**Work instructions**:
Look through the material below. Copy each line that contains the string "Blvd".

**Exercise data**:

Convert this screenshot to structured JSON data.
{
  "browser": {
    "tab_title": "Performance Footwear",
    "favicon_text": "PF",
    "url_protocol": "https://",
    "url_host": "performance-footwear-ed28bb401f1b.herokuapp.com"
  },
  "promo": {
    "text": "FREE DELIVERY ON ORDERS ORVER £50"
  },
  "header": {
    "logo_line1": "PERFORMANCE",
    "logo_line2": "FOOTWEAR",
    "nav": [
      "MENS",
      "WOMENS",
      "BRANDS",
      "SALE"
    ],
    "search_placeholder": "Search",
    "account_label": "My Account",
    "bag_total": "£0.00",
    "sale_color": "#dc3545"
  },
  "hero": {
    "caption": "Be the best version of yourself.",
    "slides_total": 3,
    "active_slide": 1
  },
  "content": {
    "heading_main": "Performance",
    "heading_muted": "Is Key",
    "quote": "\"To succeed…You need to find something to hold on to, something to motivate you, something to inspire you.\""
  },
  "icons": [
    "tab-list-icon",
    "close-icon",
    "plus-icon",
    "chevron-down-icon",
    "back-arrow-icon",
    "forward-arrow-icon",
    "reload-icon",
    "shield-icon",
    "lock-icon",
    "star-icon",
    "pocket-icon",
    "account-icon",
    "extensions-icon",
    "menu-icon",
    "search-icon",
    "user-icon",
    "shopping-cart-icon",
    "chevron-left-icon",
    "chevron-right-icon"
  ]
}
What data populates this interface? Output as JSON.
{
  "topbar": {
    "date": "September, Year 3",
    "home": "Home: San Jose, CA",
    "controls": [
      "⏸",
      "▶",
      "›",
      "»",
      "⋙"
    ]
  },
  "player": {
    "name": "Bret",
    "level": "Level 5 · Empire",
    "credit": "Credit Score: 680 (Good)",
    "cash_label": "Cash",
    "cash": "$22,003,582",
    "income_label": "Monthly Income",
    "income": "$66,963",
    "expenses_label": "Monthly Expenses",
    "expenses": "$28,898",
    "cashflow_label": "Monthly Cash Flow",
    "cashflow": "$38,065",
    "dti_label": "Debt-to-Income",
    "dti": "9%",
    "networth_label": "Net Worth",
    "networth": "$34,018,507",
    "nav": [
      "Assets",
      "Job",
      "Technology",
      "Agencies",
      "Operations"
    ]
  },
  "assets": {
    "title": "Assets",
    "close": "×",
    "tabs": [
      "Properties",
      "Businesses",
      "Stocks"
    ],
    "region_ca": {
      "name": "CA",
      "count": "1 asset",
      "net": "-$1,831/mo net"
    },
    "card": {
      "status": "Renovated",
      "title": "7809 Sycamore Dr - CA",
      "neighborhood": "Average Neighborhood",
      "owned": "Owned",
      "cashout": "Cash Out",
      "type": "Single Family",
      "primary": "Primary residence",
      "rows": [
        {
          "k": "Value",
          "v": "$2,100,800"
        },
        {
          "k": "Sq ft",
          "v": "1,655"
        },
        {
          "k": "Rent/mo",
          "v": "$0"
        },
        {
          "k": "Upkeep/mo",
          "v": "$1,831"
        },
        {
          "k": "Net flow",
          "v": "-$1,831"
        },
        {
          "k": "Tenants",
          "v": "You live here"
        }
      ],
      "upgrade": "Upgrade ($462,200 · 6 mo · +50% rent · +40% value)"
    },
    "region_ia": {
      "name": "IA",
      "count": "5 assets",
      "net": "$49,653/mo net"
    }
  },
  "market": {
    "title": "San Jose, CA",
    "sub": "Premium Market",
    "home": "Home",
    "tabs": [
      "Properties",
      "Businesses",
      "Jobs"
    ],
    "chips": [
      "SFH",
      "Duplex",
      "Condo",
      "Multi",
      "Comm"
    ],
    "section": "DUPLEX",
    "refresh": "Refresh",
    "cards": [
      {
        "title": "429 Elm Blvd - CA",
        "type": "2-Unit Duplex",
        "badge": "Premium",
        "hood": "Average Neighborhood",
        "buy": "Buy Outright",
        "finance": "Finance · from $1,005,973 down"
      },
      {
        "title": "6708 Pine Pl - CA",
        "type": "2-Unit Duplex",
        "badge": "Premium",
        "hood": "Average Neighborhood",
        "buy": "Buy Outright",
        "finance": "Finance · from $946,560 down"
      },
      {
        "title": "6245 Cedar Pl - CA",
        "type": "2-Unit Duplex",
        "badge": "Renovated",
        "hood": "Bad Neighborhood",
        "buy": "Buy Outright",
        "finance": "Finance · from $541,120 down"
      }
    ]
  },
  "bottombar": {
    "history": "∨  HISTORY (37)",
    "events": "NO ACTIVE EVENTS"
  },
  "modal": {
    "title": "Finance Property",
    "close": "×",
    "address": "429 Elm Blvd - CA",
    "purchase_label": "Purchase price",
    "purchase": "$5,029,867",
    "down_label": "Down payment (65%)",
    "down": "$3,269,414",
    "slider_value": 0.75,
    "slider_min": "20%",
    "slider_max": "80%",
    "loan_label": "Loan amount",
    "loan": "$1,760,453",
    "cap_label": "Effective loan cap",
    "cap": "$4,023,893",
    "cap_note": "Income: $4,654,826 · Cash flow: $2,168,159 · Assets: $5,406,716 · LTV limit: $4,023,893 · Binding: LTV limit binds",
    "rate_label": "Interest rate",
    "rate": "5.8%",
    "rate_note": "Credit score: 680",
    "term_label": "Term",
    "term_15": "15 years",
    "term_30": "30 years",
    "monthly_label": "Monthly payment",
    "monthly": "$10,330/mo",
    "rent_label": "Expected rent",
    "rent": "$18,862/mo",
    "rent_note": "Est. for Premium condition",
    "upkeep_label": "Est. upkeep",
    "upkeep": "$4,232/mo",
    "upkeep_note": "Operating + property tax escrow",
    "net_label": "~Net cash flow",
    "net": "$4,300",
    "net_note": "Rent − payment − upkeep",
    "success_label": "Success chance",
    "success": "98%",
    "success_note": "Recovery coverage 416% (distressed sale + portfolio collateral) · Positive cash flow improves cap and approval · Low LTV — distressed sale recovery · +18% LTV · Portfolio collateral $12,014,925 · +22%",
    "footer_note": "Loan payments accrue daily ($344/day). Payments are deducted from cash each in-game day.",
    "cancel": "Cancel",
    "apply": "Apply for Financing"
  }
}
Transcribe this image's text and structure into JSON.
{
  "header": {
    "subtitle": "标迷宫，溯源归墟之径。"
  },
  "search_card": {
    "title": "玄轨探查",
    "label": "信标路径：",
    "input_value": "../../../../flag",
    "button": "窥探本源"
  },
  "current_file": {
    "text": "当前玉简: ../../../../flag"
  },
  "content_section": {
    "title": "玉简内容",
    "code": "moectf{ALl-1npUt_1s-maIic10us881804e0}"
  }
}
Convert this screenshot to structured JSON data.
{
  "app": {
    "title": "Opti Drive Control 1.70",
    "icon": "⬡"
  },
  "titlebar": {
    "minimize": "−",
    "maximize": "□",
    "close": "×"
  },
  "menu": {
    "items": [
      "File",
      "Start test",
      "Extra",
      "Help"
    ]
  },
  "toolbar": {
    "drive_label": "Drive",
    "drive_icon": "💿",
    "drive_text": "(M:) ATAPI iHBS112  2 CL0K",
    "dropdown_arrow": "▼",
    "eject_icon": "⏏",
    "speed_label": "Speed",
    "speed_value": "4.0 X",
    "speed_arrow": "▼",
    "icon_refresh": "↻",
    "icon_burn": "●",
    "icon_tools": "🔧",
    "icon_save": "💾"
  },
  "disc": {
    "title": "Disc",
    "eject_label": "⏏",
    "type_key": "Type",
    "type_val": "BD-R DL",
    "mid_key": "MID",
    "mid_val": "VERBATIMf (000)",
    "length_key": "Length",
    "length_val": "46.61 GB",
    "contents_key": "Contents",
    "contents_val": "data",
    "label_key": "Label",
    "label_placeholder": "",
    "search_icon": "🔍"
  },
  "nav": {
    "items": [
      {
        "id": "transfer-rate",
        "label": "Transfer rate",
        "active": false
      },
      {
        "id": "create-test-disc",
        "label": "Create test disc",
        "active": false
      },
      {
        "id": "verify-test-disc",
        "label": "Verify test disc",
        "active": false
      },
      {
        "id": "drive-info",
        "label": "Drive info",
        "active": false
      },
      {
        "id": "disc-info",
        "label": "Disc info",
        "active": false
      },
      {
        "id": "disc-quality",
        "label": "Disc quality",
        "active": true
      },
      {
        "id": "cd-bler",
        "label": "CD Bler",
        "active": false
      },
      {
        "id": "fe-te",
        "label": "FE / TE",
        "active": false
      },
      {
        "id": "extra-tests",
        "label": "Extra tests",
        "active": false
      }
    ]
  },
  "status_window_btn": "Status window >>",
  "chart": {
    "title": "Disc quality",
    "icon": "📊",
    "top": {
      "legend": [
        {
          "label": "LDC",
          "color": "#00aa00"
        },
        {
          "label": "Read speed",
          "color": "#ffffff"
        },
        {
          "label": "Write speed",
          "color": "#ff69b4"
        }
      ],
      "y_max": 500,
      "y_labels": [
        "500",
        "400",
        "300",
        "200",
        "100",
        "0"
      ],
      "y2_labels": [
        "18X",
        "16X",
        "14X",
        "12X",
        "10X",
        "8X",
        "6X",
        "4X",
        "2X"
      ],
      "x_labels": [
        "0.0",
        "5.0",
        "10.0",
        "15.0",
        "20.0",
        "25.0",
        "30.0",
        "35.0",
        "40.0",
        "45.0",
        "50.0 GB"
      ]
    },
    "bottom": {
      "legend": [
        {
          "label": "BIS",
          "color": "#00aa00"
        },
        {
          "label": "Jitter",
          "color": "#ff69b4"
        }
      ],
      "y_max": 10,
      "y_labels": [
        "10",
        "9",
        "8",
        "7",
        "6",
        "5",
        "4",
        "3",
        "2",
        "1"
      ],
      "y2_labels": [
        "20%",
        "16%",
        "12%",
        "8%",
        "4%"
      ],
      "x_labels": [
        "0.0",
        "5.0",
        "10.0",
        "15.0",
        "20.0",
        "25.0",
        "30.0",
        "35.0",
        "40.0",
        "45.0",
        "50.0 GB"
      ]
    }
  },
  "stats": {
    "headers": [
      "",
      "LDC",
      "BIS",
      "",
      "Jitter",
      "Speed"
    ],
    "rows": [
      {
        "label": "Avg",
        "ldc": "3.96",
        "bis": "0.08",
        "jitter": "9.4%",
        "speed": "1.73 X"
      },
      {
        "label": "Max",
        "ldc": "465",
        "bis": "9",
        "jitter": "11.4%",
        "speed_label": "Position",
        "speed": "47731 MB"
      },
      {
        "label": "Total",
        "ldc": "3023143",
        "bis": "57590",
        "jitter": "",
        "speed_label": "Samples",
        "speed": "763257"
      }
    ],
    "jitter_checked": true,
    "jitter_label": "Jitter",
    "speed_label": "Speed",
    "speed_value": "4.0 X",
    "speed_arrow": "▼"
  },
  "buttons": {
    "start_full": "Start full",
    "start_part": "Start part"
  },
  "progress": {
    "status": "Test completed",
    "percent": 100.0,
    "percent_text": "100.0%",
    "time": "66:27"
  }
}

**Answer in full**:
        "title": "429 Elm Blvd - CA",
    "address": "429 Elm Blvd - CA",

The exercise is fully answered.